_TASK INSTRUCTIONS_:
Copy out the lines of the records word for word, beginning at the start of the records and stopping after the line that contains "The first inserted portion 212a is at". Leave the pictures out of your answer.
--- Start ---
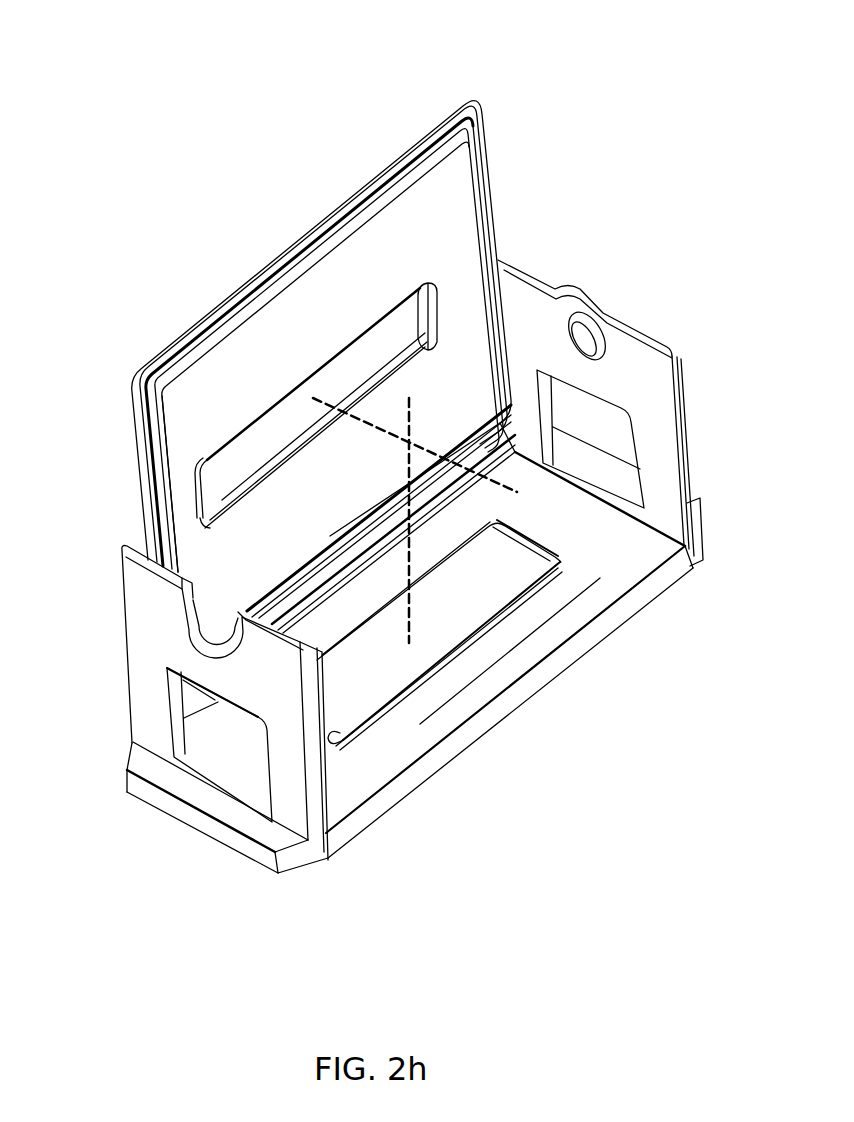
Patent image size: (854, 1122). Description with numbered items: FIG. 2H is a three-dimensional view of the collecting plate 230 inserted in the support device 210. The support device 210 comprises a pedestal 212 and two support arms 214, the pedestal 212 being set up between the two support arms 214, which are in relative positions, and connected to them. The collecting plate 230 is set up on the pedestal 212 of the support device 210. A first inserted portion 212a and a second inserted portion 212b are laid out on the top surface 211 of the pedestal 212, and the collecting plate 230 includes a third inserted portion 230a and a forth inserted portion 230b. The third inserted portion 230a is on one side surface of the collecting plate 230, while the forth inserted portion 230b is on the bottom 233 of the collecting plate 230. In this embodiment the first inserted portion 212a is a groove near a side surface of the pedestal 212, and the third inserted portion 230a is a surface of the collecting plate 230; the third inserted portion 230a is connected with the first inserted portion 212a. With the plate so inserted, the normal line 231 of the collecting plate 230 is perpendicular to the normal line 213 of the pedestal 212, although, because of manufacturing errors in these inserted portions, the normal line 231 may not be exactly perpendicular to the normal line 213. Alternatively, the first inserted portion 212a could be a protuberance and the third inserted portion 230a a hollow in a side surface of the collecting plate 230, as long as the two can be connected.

The collecting plate 230 is at (452, 124).
The third inserted portion 230a is at (305, 233).
The forth inserted portion 230b is at (397, 327).
The bottom 233 is at (452, 192).
The normal line 213 is at (413, 394).
The normal line 231 is at (512, 492).
The support device 210 is at (500, 773).
The top surface 211 is at (500, 676).
The pedestal 212 is at (400, 790).
The first inserted portion 212a is at (290, 583).
The second inserted portion 212b is at (505, 567).
The support arms 214 is at (317, 803).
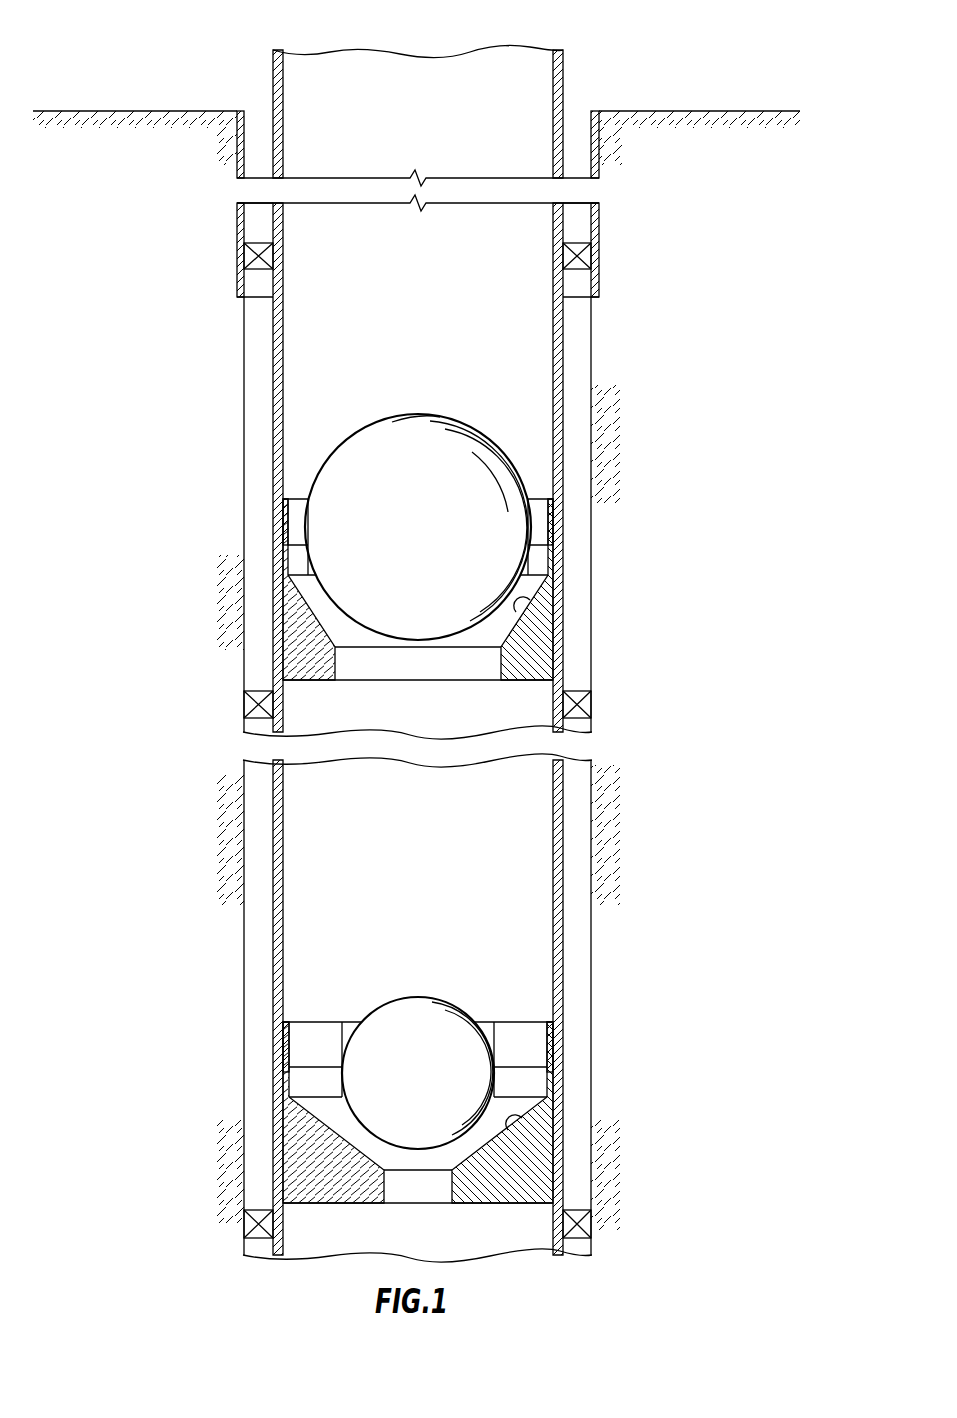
--- End ---
_THE COMPLETED TASK_:
Patent image size: (854, 1122). Description with numbered items: FIG. 2H is a three-dimensional view of the collecting plate 230 inserted in the support device 210. The support device 210 comprises a pedestal 212 and two support arms 214, the pedestal 212 being set up between the two support arms 214, which are in relative positions, and connected to them. The collecting plate 230 is set up on the pedestal 212 of the support device 210. A first inserted portion 212a and a second inserted portion 212b are laid out on the top surface 211 of the pedestal 212, and the collecting plate 230 includes a third inserted portion 230a and a forth inserted portion 230b. The third inserted portion 230a is on one side surface of the collecting plate 230, while the forth inserted portion 230b is on the bottom 233 of the collecting plate 230. In this embodiment the first inserted portion 212a is a groove near a side surface of the pedestal 212, and the third inserted portion 230a is a surface of the collecting plate 230; the third inserted portion 230a is connected with the first inserted portion 212a. With the plate so inserted, the normal line 231 of the collecting plate 230 is perpendicular to the normal line 213 of the pedestal 212, although, because of manufacturing errors in these inserted portions, the normal line 231 may not be exactly perpendicular to the normal line 213. Alternatively, the first inserted portion 212a could be a protuberance and the third inserted portion 230a a hollow in a side surface of the collecting plate 230, as long as the two can be connected.

The collecting plate 230 is at (452, 124).
The third inserted portion 230a is at (305, 233).
The forth inserted portion 230b is at (397, 327).
The bottom 233 is at (452, 192).
The normal line 213 is at (413, 394).
The normal line 231 is at (512, 492).
The support device 210 is at (500, 773).
The top surface 211 is at (500, 676).
The pedestal 212 is at (400, 790).
The first inserted portion 212a is at (290, 583).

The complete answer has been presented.